• _Goal of the exercise_
In the records below, tally every line containing "межэтажного". Report only the total.

• _Data for this exercise_
########################################

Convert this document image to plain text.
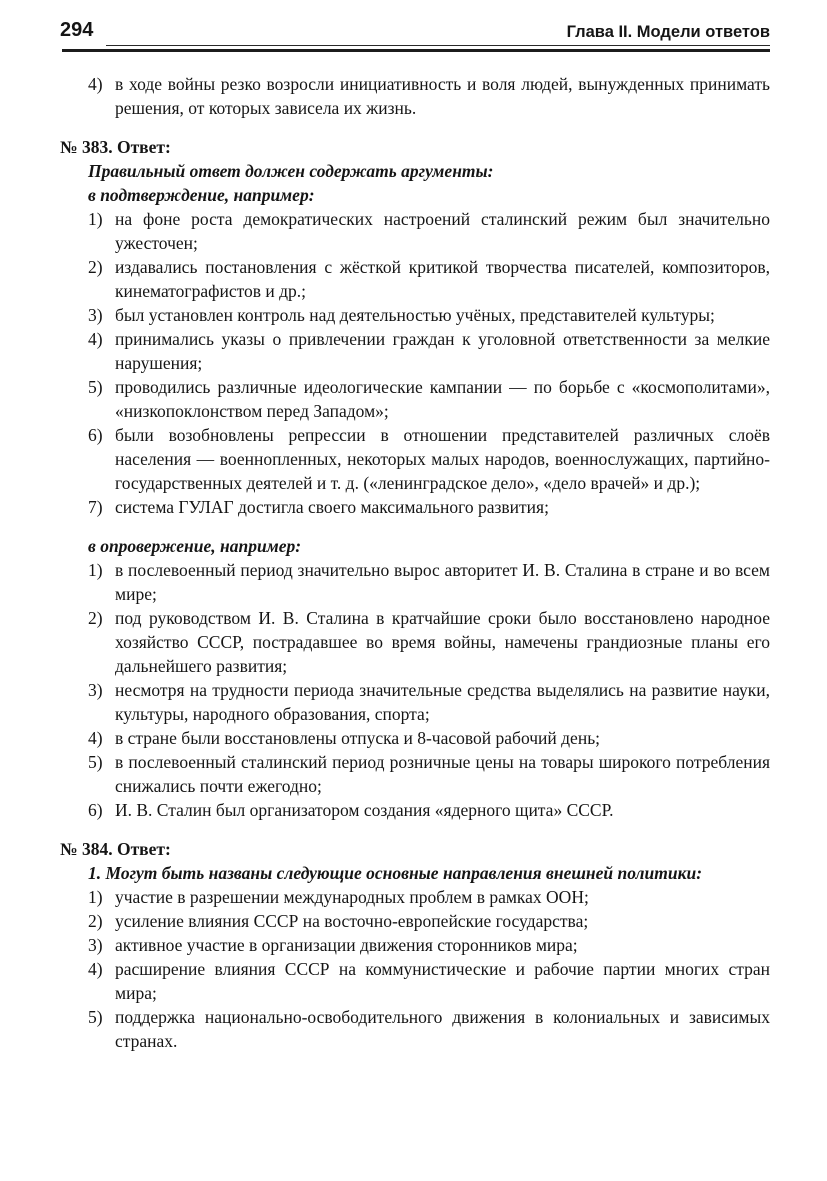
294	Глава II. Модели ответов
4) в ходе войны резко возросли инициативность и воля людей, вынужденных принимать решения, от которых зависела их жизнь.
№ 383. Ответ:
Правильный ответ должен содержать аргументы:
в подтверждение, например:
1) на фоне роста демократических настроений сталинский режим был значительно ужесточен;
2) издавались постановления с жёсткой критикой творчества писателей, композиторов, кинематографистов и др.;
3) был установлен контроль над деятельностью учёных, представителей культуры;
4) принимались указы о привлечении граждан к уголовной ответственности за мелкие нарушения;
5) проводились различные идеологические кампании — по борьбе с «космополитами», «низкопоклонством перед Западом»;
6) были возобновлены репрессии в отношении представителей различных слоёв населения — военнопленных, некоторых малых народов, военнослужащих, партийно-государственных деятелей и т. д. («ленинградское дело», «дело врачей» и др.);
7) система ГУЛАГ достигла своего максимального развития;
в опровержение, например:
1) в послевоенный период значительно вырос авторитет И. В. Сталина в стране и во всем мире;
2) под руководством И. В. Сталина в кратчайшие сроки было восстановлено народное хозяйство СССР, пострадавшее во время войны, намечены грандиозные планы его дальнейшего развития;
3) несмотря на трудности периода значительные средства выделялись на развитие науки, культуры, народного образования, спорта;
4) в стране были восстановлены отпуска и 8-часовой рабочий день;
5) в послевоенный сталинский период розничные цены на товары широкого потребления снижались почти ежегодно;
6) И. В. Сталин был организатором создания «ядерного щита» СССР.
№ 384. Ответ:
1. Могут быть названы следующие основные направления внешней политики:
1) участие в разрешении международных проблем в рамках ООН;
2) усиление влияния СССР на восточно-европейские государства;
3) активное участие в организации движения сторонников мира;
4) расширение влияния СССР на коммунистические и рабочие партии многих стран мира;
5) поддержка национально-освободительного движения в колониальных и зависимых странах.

########################################

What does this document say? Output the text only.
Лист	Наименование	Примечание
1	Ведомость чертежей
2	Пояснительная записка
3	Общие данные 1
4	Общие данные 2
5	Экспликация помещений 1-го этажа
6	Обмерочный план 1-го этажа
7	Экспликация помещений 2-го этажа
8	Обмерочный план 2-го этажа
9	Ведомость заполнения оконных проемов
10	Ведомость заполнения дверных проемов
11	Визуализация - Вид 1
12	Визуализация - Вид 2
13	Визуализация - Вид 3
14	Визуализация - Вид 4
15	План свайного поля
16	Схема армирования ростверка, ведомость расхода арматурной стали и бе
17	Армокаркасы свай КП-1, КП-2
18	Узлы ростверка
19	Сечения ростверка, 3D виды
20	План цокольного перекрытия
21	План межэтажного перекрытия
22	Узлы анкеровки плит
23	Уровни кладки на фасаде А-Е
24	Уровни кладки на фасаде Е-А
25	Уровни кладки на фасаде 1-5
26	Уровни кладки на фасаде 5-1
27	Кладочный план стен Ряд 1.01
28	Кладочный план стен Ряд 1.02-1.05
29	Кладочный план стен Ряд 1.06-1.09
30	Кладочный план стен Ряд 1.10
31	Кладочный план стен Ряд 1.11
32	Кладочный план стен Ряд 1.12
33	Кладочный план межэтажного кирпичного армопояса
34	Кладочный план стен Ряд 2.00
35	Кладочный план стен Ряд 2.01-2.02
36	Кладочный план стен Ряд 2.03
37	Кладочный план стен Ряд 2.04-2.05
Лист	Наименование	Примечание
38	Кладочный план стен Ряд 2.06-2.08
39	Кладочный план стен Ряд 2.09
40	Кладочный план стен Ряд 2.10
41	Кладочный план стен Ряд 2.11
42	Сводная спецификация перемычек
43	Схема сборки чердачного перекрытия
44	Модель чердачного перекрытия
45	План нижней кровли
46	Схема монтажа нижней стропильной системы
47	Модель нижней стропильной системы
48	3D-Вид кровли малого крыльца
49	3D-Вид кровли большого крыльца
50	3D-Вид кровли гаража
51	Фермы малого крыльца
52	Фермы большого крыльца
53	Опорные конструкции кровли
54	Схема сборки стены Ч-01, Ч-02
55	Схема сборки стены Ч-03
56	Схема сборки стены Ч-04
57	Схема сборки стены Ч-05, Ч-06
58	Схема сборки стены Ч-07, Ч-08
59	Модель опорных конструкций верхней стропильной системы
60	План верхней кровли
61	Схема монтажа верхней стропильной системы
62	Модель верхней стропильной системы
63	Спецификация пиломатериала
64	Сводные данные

########################################

• _Response to this task_
2